Requirements: For the entries below, how many lines include the word "JSON"? Give the figure and nothing more.

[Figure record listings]
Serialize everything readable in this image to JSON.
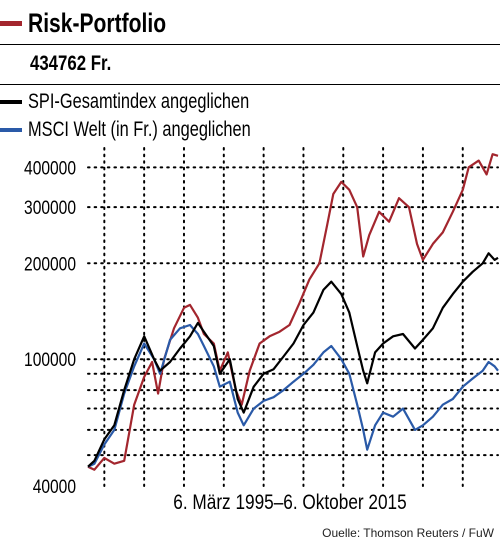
{
  "title": "Risk-Portfolio",
  "value_label": "434762 Fr.",
  "legend": [
    {
      "label": "SPI-Gesamtindex angeglichen",
      "color": "#000000"
    },
    {
      "label": "MSCI Welt (in Fr.) angeglichen",
      "color": "#2a5aa8"
    }
  ],
  "date_range": "6. März 1995–6. Oktober 2015",
  "source": "Ouelle: Thomson Reuters / FuW",
  "colors": {
    "portfolio": "#a3262e",
    "spi": "#000000",
    "msci": "#2a5aa8"
  },
  "chart_data": {
    "type": "line",
    "yscale": "log",
    "ylim": [
      40000,
      460000
    ],
    "xlim": [
      1995.18,
      2015.77
    ],
    "yticks": [
      40000,
      100000,
      200000,
      300000,
      400000
    ],
    "ytick_labels": [
      "40000",
      "100000",
      "200000",
      "300000",
      "400000"
    ],
    "grid": true,
    "series": [
      {
        "key": "portfolio",
        "x": [
          1995.18,
          1995.5,
          1996.0,
          1996.5,
          1997.0,
          1997.5,
          1998.0,
          1998.4,
          1998.7,
          1999.0,
          1999.5,
          2000.0,
          2000.3,
          2000.7,
          2001.0,
          2001.5,
          2001.8,
          2002.2,
          2002.6,
          2002.9,
          2003.3,
          2003.8,
          2004.3,
          2004.8,
          2005.3,
          2005.8,
          2006.3,
          2006.8,
          2007.2,
          2007.5,
          2007.9,
          2008.3,
          2008.7,
          2009.0,
          2009.3,
          2009.8,
          2010.3,
          2010.8,
          2011.3,
          2011.7,
          2012.0,
          2012.5,
          2013.0,
          2013.5,
          2014.0,
          2014.3,
          2014.8,
          2015.2,
          2015.5,
          2015.77
        ],
        "values": [
          46000,
          45000,
          49000,
          47000,
          48000,
          72000,
          88000,
          98000,
          78000,
          100000,
          125000,
          145000,
          148000,
          135000,
          120000,
          112000,
          92000,
          105000,
          80000,
          72000,
          92000,
          112000,
          118000,
          122000,
          128000,
          150000,
          178000,
          200000,
          265000,
          330000,
          360000,
          340000,
          300000,
          210000,
          245000,
          290000,
          270000,
          320000,
          300000,
          230000,
          205000,
          230000,
          250000,
          290000,
          340000,
          400000,
          420000,
          380000,
          440000,
          434762
        ]
      },
      {
        "key": "spi",
        "x": [
          1995.18,
          1995.5,
          1996.0,
          1996.5,
          1997.0,
          1997.5,
          1998.0,
          1998.5,
          1998.8,
          1999.3,
          1999.8,
          2000.3,
          2000.7,
          2001.0,
          2001.5,
          2001.8,
          2002.3,
          2002.7,
          2003.0,
          2003.5,
          2004.0,
          2004.5,
          2005.0,
          2005.5,
          2006.0,
          2006.5,
          2007.0,
          2007.4,
          2007.9,
          2008.3,
          2008.7,
          2009.0,
          2009.2,
          2009.6,
          2010.0,
          2010.5,
          2011.0,
          2011.6,
          2012.0,
          2012.5,
          2013.0,
          2013.5,
          2014.0,
          2014.5,
          2015.0,
          2015.3,
          2015.6,
          2015.77
        ],
        "values": [
          46000,
          48000,
          56000,
          62000,
          80000,
          100000,
          118000,
          100000,
          92000,
          98000,
          108000,
          118000,
          130000,
          122000,
          110000,
          90000,
          100000,
          75000,
          68000,
          82000,
          90000,
          93000,
          102000,
          112000,
          128000,
          140000,
          165000,
          175000,
          160000,
          140000,
          110000,
          92000,
          84000,
          105000,
          112000,
          118000,
          120000,
          108000,
          115000,
          125000,
          145000,
          160000,
          175000,
          188000,
          200000,
          215000,
          205000,
          208000
        ]
      },
      {
        "key": "msci",
        "x": [
          1995.18,
          1995.5,
          1996.0,
          1996.5,
          1997.0,
          1997.5,
          1998.0,
          1998.5,
          1998.8,
          1999.3,
          1999.8,
          2000.3,
          2000.7,
          2001.0,
          2001.5,
          2001.8,
          2002.3,
          2002.7,
          2003.0,
          2003.5,
          2004.0,
          2004.5,
          2005.0,
          2005.5,
          2006.0,
          2006.5,
          2007.0,
          2007.4,
          2007.9,
          2008.3,
          2008.7,
          2009.0,
          2009.2,
          2009.6,
          2010.0,
          2010.5,
          2011.0,
          2011.6,
          2012.0,
          2012.5,
          2013.0,
          2013.5,
          2014.0,
          2014.5,
          2015.0,
          2015.3,
          2015.6,
          2015.77
        ],
        "values": [
          46000,
          47000,
          54000,
          60000,
          78000,
          95000,
          112000,
          100000,
          90000,
          115000,
          125000,
          128000,
          120000,
          110000,
          95000,
          82000,
          85000,
          68000,
          62000,
          70000,
          74000,
          76000,
          80000,
          85000,
          90000,
          96000,
          105000,
          110000,
          100000,
          90000,
          72000,
          60000,
          52000,
          62000,
          68000,
          66000,
          70000,
          60000,
          62000,
          66000,
          72000,
          75000,
          82000,
          87000,
          92000,
          98000,
          95000,
          92000
        ]
      }
    ]
  }
}
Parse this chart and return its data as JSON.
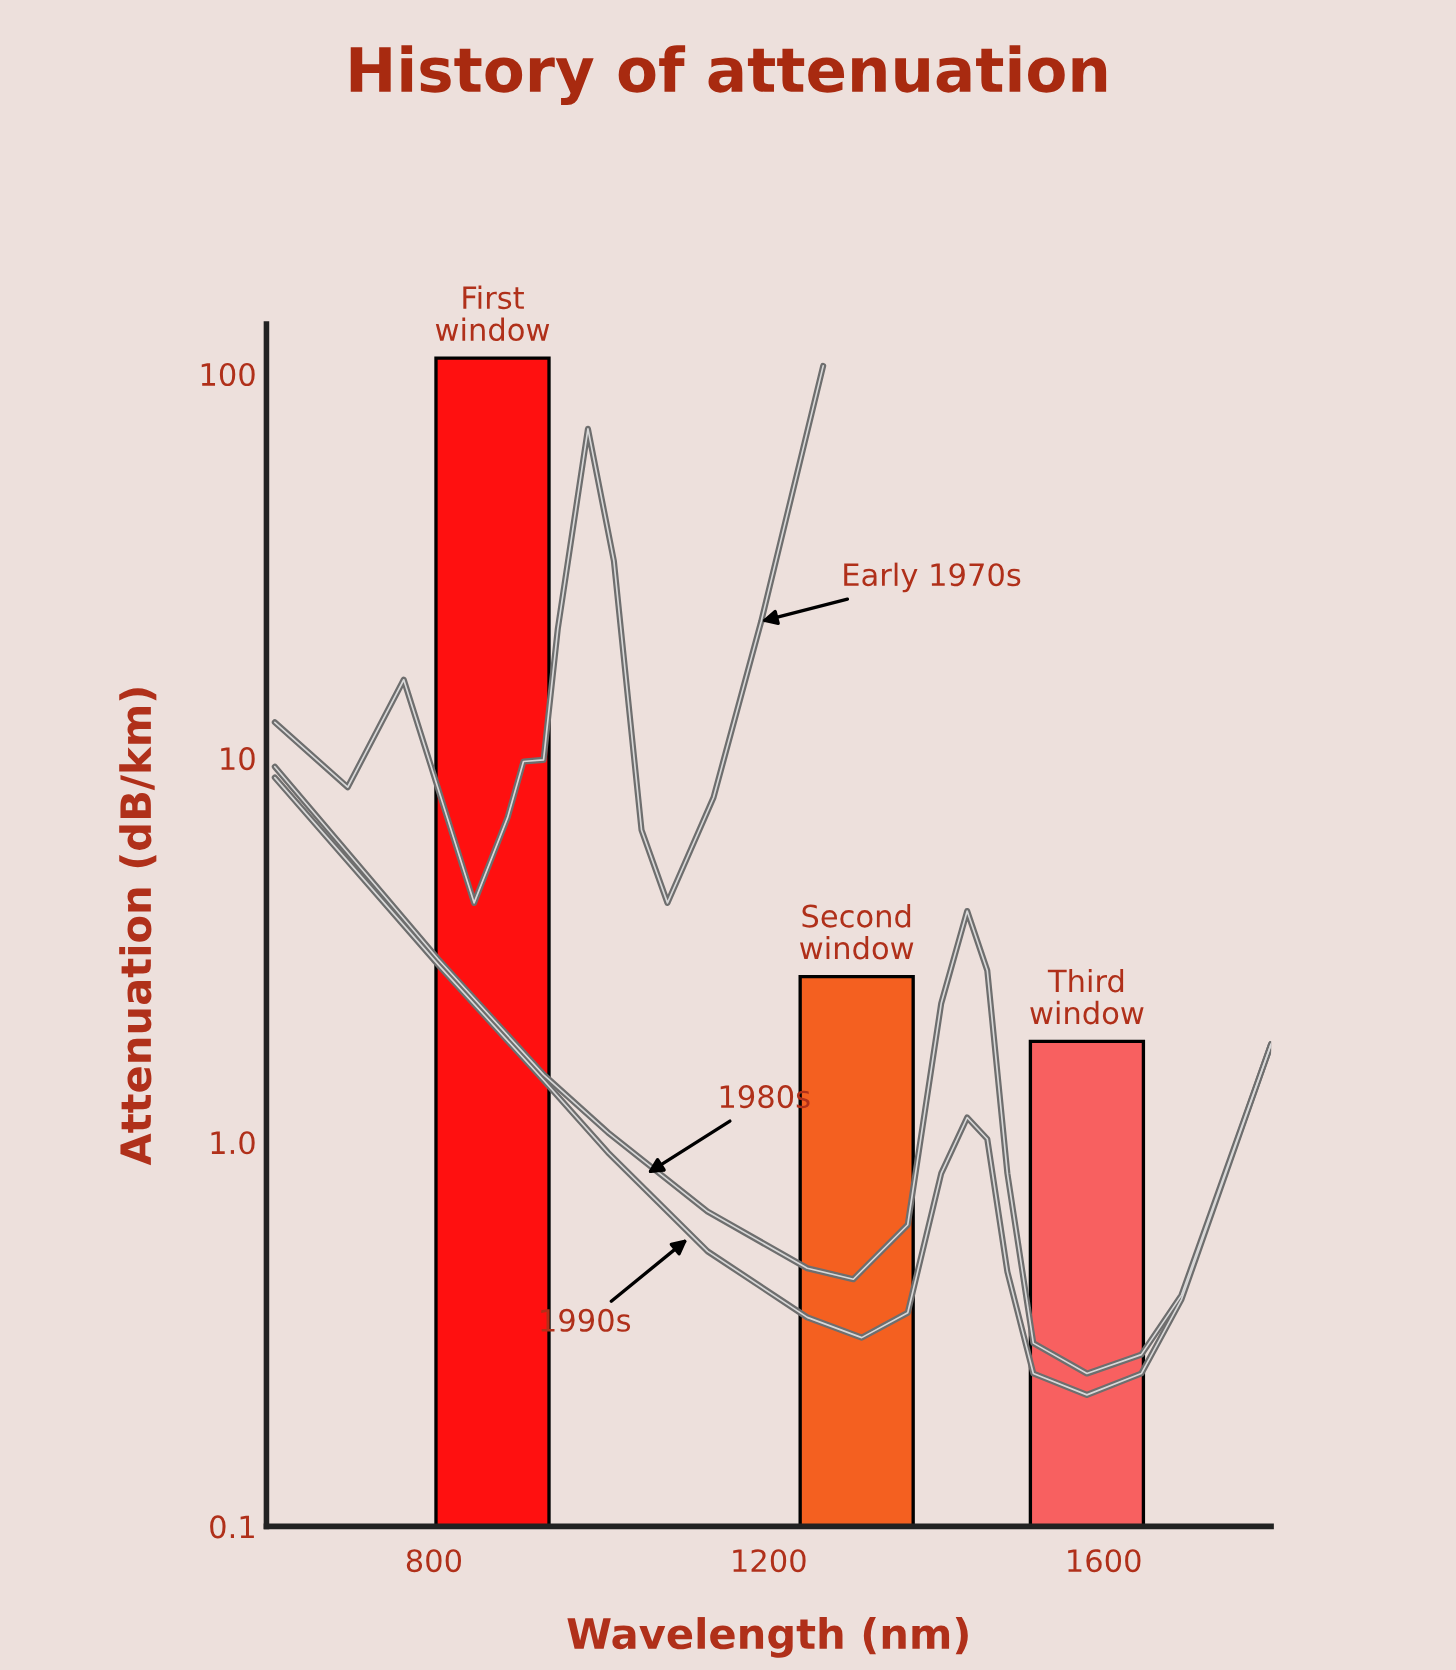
{
  "chart_data": {
    "type": "line",
    "title": "History of attenuation",
    "xlabel": "Wavelength (nm)",
    "ylabel": "Attenuation (dB/km)",
    "log": "y",
    "xlim": [
      600,
      1800
    ],
    "xticks": [
      800,
      1200,
      1600
    ],
    "ylim": [
      0.1,
      135
    ],
    "yticks": [
      0.1,
      {
        "value": 1,
        "label": "1.0"
      },
      10,
      100
    ],
    "grid": false,
    "legend": false,
    "marker": "none",
    "line_style": "solid",
    "series": [
      {
        "type": "bar",
        "x": [
          870,
          1305,
          1580
        ],
        "values": [
          110,
          2.7,
          1.83
        ],
        "colors": [
          "#ff1010",
          "#f46020",
          "#f86060"
        ]
      },
      {
        "color": "#6e6e6e",
        "x": [
          610,
          697,
          764,
          810,
          848,
          888,
          907,
          931,
          948,
          984,
          1015,
          1048,
          1079,
          1134,
          1191,
          1265
        ],
        "values": [
          12.4,
          8.4,
          16,
          7.7,
          4.2,
          7.0,
          9.8,
          9.9,
          21.7,
          72,
          32.6,
          6.5,
          4.2,
          7.9,
          22.7,
          105
        ]
      },
      {
        "color": "#6e6e6e",
        "x": [
          610,
          805,
          931,
          1008,
          1127,
          1246,
          1301,
          1366,
          1406,
          1437,
          1461,
          1485,
          1516,
          1580,
          1645,
          1693,
          1800
        ],
        "values": [
          9.5,
          3.0,
          1.5,
          1.06,
          0.66,
          0.47,
          0.44,
          0.61,
          2.3,
          4.0,
          2.8,
          0.83,
          0.3,
          0.25,
          0.28,
          0.4,
          1.8
        ]
      },
      {
        "color": "#6e6e6e",
        "x": [
          610,
          805,
          931,
          1008,
          1127,
          1246,
          1311,
          1366,
          1406,
          1437,
          1461,
          1485,
          1516,
          1580,
          1645,
          1693,
          1800
        ],
        "values": [
          8.9,
          2.9,
          1.45,
          0.94,
          0.52,
          0.35,
          0.31,
          0.36,
          0.83,
          1.16,
          1.02,
          0.46,
          0.25,
          0.22,
          0.25,
          0.39,
          1.8
        ]
      }
    ],
    "annotations": [
      {
        "text": "First\nwindow",
        "x": 870,
        "y": 110
      },
      {
        "text": "Second\nwindow",
        "x": 1305,
        "y": 2.7
      },
      {
        "text": "Third\nwindow",
        "x": 1580,
        "y": 1.83
      },
      {
        "text": "Early 1970s",
        "x": 1191,
        "y": 22.7
      },
      {
        "text": "1980s",
        "x": 1055,
        "y": 0.83
      },
      {
        "text": "1990s",
        "x": 1103,
        "y": 0.56
      }
    ]
  }
}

The output: 2